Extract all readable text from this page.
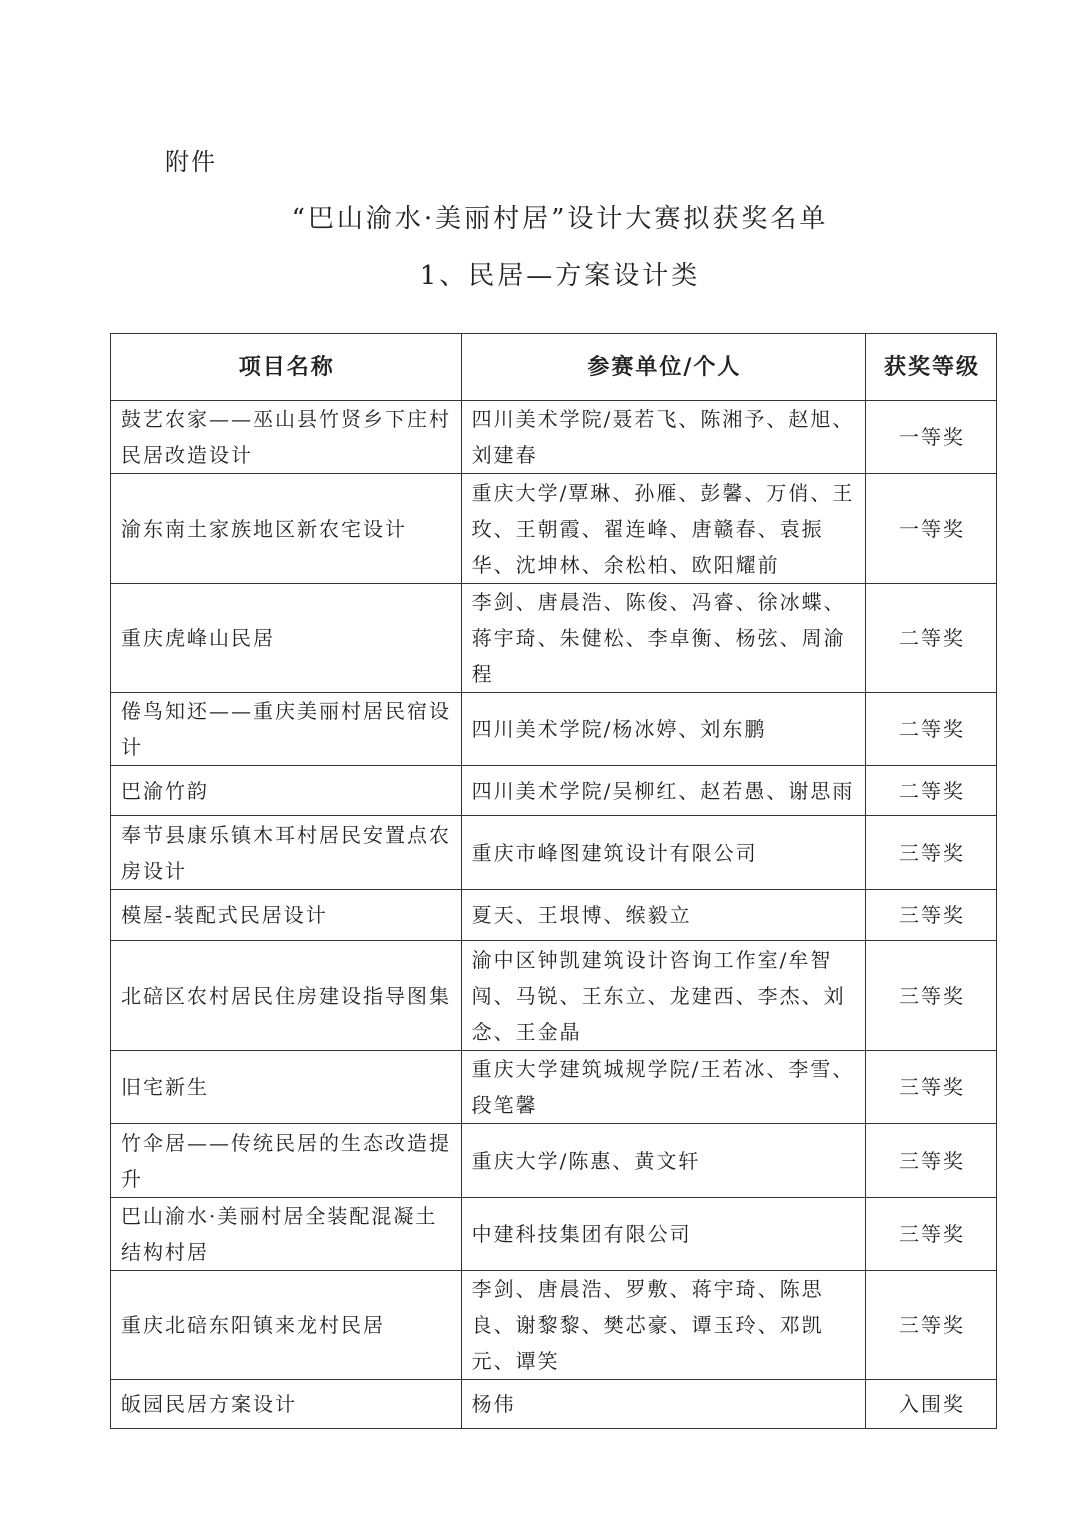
附件
“巴山渝水·美丽村居”设计大赛拟获奖名单
1、民居—方案设计类
项目名称	参赛单位/个人	获奖等级
鼓艺农家——巫山县竹贤乡下庄村民居改造设计	四川美术学院/聂若飞、陈湘予、赵旭、刘建春	一等奖
渝东南土家族地区新农宅设计	重庆大学/覃琳、孙雁、彭馨、万俏、王玫、王朝霞、翟连峰、唐赣春、袁振华、沈坤林、余松柏、欧阳耀前	一等奖
重庆虎峰山民居	李剑、唐晨浩、陈俊、冯睿、徐冰蝶、蒋宇琦、朱健松、李卓衡、杨弦、周渝程	二等奖
倦鸟知还——重庆美丽村居民宿设计	四川美术学院/杨冰婷、刘东鹏	二等奖
巴渝竹韵	四川美术学院/吴柳红、赵若愚、谢思雨	二等奖
奉节县康乐镇木耳村居民安置点农房设计	重庆市峰图建筑设计有限公司	三等奖
模屋-装配式民居设计	夏天、王垠博、缑毅立	三等奖
北碚区农村居民住房建设指导图集	渝中区钟凯建筑设计咨询工作室/牟智闯、马锐、王东立、龙建西、李杰、刘念、王金晶	三等奖
旧宅新生	重庆大学建筑城规学院/王若冰、李雪、段笔馨	三等奖
竹伞居——传统民居的生态改造提升	重庆大学/陈惠、黄文轩	三等奖
巴山渝水·美丽村居全装配混凝土结构村居	中建科技集团有限公司	三等奖
重庆北碚东阳镇来龙村民居	李剑、唐晨浩、罗敷、蒋宇琦、陈思良、谢黎黎、樊芯豪、谭玉玲、邓凯元、谭笑	三等奖
皈园民居方案设计	杨伟	入围奖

=== Written instruction ===
Look through the data above. Each line containing the word "巴山渝水" needs to be copied.

=== Exercise response ===
“巴山渝水·美丽村居”设计大赛拟获奖名单
巴山渝水·美丽村居全装配混凝土结构村居	中建科技集团有限公司	三等奖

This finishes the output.